Keep the pictures out of the copy and repeat the records exactly.

%%

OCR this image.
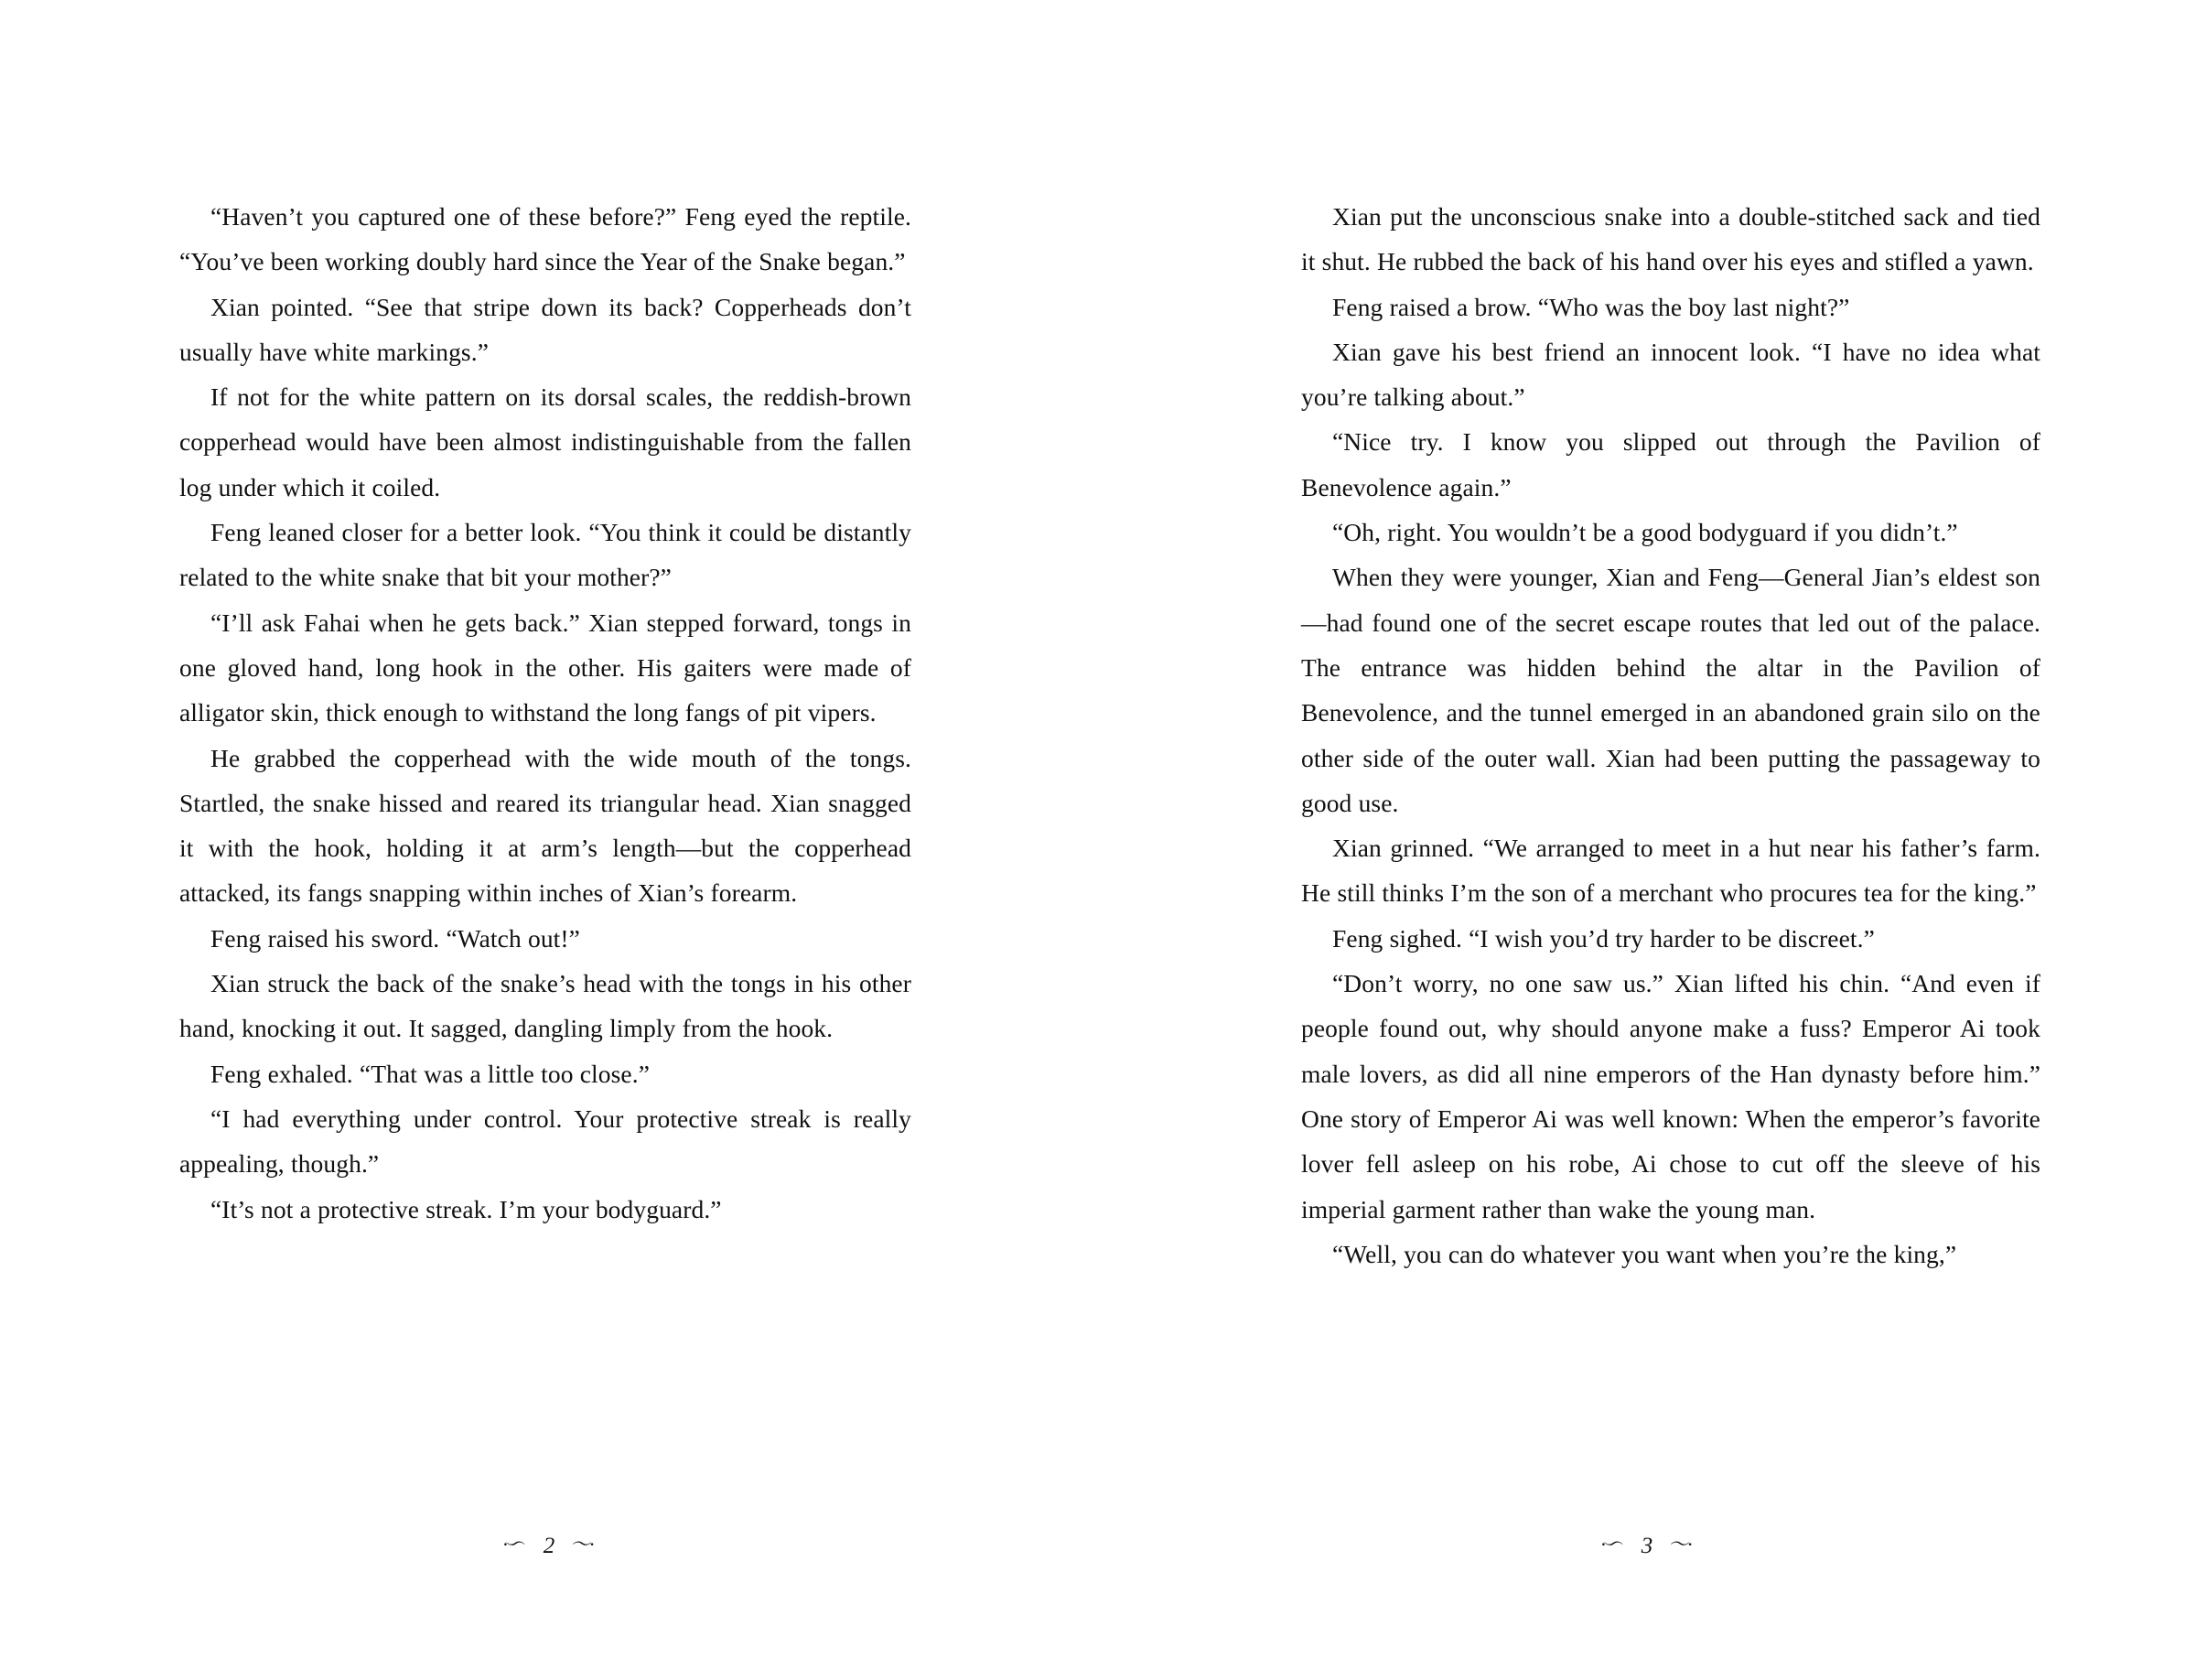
“Haven’t you captured one of these before?” Feng eyed the reptile. “You’ve been working doubly hard since the Year of the Snake began.”

Xian pointed. “See that stripe down its back? Copperheads don’t usually have white markings.”

If not for the white pattern on its dorsal scales, the reddish-brown copperhead would have been almost indistinguishable from the fallen log under which it coiled.

Feng leaned closer for a better look. “You think it could be distantly related to the white snake that bit your mother?”

“I’ll ask Fahai when he gets back.” Xian stepped forward, tongs in one gloved hand, long hook in the other. His gaiters were made of alligator skin, thick enough to withstand the long fangs of pit vipers.

He grabbed the copperhead with the wide mouth of the tongs. Startled, the snake hissed and reared its triangular head. Xian snagged it with the hook, holding it at arm’s length—but the copperhead attacked, its fangs snapping within inches of Xian’s forearm.

Feng raised his sword. “Watch out!”

Xian struck the back of the snake’s head with the tongs in his other hand, knocking it out. It sagged, dangling limply from the hook.

Feng exhaled. “That was a little too close.”

“I had everything under control. Your protective streak is really appealing, though.”

“It’s not a protective streak. I’m your bodyguard.”

〜∙ 2 〜∙

Xian put the unconscious snake into a double-stitched sack and tied it shut. He rubbed the back of his hand over his eyes and stifled a yawn.

Feng raised a brow. “Who was the boy last night?”

Xian gave his best friend an innocent look. “I have no idea what you’re talking about.”

“Nice try. I know you slipped out through the Pavilion of Benevolence again.”

“Oh, right. You wouldn’t be a good bodyguard if you didn’t.”

When they were younger, Xian and Feng—General Jian’s eldest son—had found one of the secret escape routes that led out of the palace. The entrance was hidden behind the altar in the Pavilion of Benevolence, and the tunnel emerged in an abandoned grain silo on the other side of the outer wall. Xian had been putting the passageway to good use.

Xian grinned. “We arranged to meet in a hut near his father’s farm. He still thinks I’m the son of a merchant who procures tea for the king.”

Feng sighed. “I wish you’d try harder to be discreet.”

“Don’t worry, no one saw us.” Xian lifted his chin. “And even if people found out, why should anyone make a fuss? Emperor Ai took male lovers, as did all nine emperors of the Han dynasty before him.” One story of Emperor Ai was well known: When the emperor’s favorite lover fell asleep on his robe, Ai chose to cut off the sleeve of his imperial garment rather than wake the young man.

“Well, you can do whatever you want when you’re the king,”

〜∙ 3 〜∙
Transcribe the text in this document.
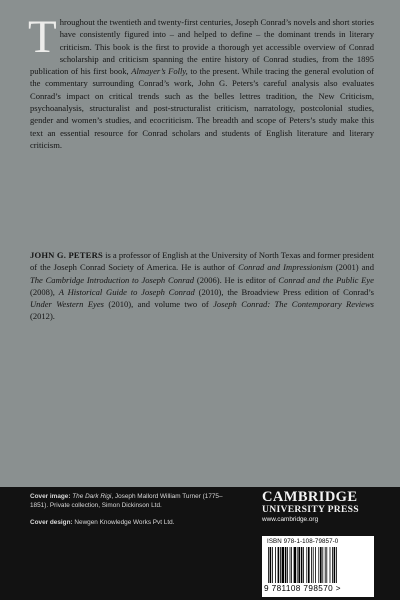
Throughout the twentieth and twenty-first centuries, Joseph Conrad’s novels and short stories have consistently figured into – and helped to define – the dominant trends in literary criticism. This book is the first to provide a thorough yet accessible overview of Conrad scholarship and criticism spanning the entire history of Conrad studies, from the 1895 publication of his first book, Almayer’s Folly, to the present. While tracing the general evolution of the commentary surrounding Conrad’s work, John G. Peters’s careful analysis also evaluates Conrad’s impact on critical trends such as the belles lettres tradition, the New Criticism, psychoanalysis, structuralist and post-structuralist criticism, narratology, postcolonial studies, gender and women’s studies, and ecocriticism. The breadth and scope of Peters’s study make this text an essential resource for Conrad scholars and students of English literature and literary criticism.
JOHN G. PETERS is a professor of English at the University of North Texas and former president of the Joseph Conrad Society of America. He is author of Conrad and Impressionism (2001) and The Cambridge Introduction to Joseph Conrad (2006). He is editor of Conrad and the Public Eye (2008), A Historical Guide to Joseph Conrad (2010), the Broadview Press edition of Conrad’s Under Western Eyes (2010), and volume two of Joseph Conrad: The Contemporary Reviews (2012).
Cover image: The Dark Rigi, Joseph Mallord William Turner (1775–1851). Private collection, Simon Dickinson Ltd.
Cover design: Newgen Knowledge Works Pvt Ltd.
CAMBRIDGE
UNIVERSITY PRESS
www.cambridge.org
ISBN 978-1-108-79857-0
9 781108 798570 >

%%

→ TASK OUTPUT:
OCR this image.
“Haven’t you captured one of these before?” Feng eyed the reptile. “You’ve been working doubly hard since the Year of the Snake began.”

Xian pointed. “See that stripe down its back? Copperheads don’t usually have white markings.”

If not for the white pattern on its dorsal scales, the reddish-brown copperhead would have been almost indistinguishable from the fallen log under which it coiled.

Feng leaned closer for a better look. “You think it could be distantly related to the white snake that bit your mother?”

“I’ll ask Fahai when he gets back.” Xian stepped forward, tongs in one gloved hand, long hook in the other. His gaiters were made of alligator skin, thick enough to withstand the long fangs of pit vipers.

He grabbed the copperhead with the wide mouth of the tongs. Startled, the snake hissed and reared its triangular head. Xian snagged it with the hook, holding it at arm’s length—but the copperhead attacked, its fangs snapping within inches of Xian’s forearm.

Feng raised his sword. “Watch out!”

Xian struck the back of the snake’s head with the tongs in his other hand, knocking it out. It sagged, dangling limply from the hook.

Feng exhaled. “That was a little too close.”

“I had everything under control. Your protective streak is really appealing, though.”

“It’s not a protective streak. I’m your bodyguard.”

〜∙ 2 〜∙

Xian put the unconscious snake into a double-stitched sack and tied it shut. He rubbed the back of his hand over his eyes and stifled a yawn.

Feng raised a brow. “Who was the boy last night?”

Xian gave his best friend an innocent look. “I have no idea what you’re talking about.”

“Nice try. I know you slipped out through the Pavilion of Benevolence again.”

“Oh, right. You wouldn’t be a good bodyguard if you didn’t.”

When they were younger, Xian and Feng—General Jian’s eldest son—had found one of the secret escape routes that led out of the palace. The entrance was hidden behind the altar in the Pavilion of Benevolence, and the tunnel emerged in an abandoned grain silo on the other side of the outer wall. Xian had been putting the passageway to good use.

Xian grinned. “We arranged to meet in a hut near his father’s farm. He still thinks I’m the son of a merchant who procures tea for the king.”

Feng sighed. “I wish you’d try harder to be discreet.”

“Don’t worry, no one saw us.” Xian lifted his chin. “And even if people found out, why should anyone make a fuss? Emperor Ai took male lovers, as did all nine emperors of the Han dynasty before him.” One story of Emperor Ai was well known: When the emperor’s favorite lover fell asleep on his robe, Ai chose to cut off the sleeve of his imperial garment rather than wake the young man.

“Well, you can do whatever you want when you’re the king,”

〜∙ 3 〜∙
Transcribe the text in this document.
Throughout the twentieth and twenty-first centuries, Joseph Conrad’s novels and short stories have consistently figured into – and helped to define – the dominant trends in literary criticism. This book is the first to provide a thorough yet accessible overview of Conrad scholarship and criticism spanning the entire history of Conrad studies, from the 1895 publication of his first book, Almayer’s Folly, to the present. While tracing the general evolution of the commentary surrounding Conrad’s work, John G. Peters’s careful analysis also evaluates Conrad’s impact on critical trends such as the belles lettres tradition, the New Criticism, psychoanalysis, structuralist and post-structuralist criticism, narratology, postcolonial studies, gender and women’s studies, and ecocriticism. The breadth and scope of Peters’s study make this text an essential resource for Conrad scholars and students of English literature and literary criticism.
JOHN G. PETERS is a professor of English at the University of North Texas and former president of the Joseph Conrad Society of America. He is author of Conrad and Impressionism (2001) and The Cambridge Introduction to Joseph Conrad (2006). He is editor of Conrad and the Public Eye (2008), A Historical Guide to Joseph Conrad (2010), the Broadview Press edition of Conrad’s Under Western Eyes (2010), and volume two of Joseph Conrad: The Contemporary Reviews (2012).
Cover image: The Dark Rigi, Joseph Mallord William Turner (1775–1851). Private collection, Simon Dickinson Ltd.
Cover design: Newgen Knowledge Works Pvt Ltd.
CAMBRIDGE
UNIVERSITY PRESS
www.cambridge.org
ISBN 978-1-108-79857-0
9 781108 798570 >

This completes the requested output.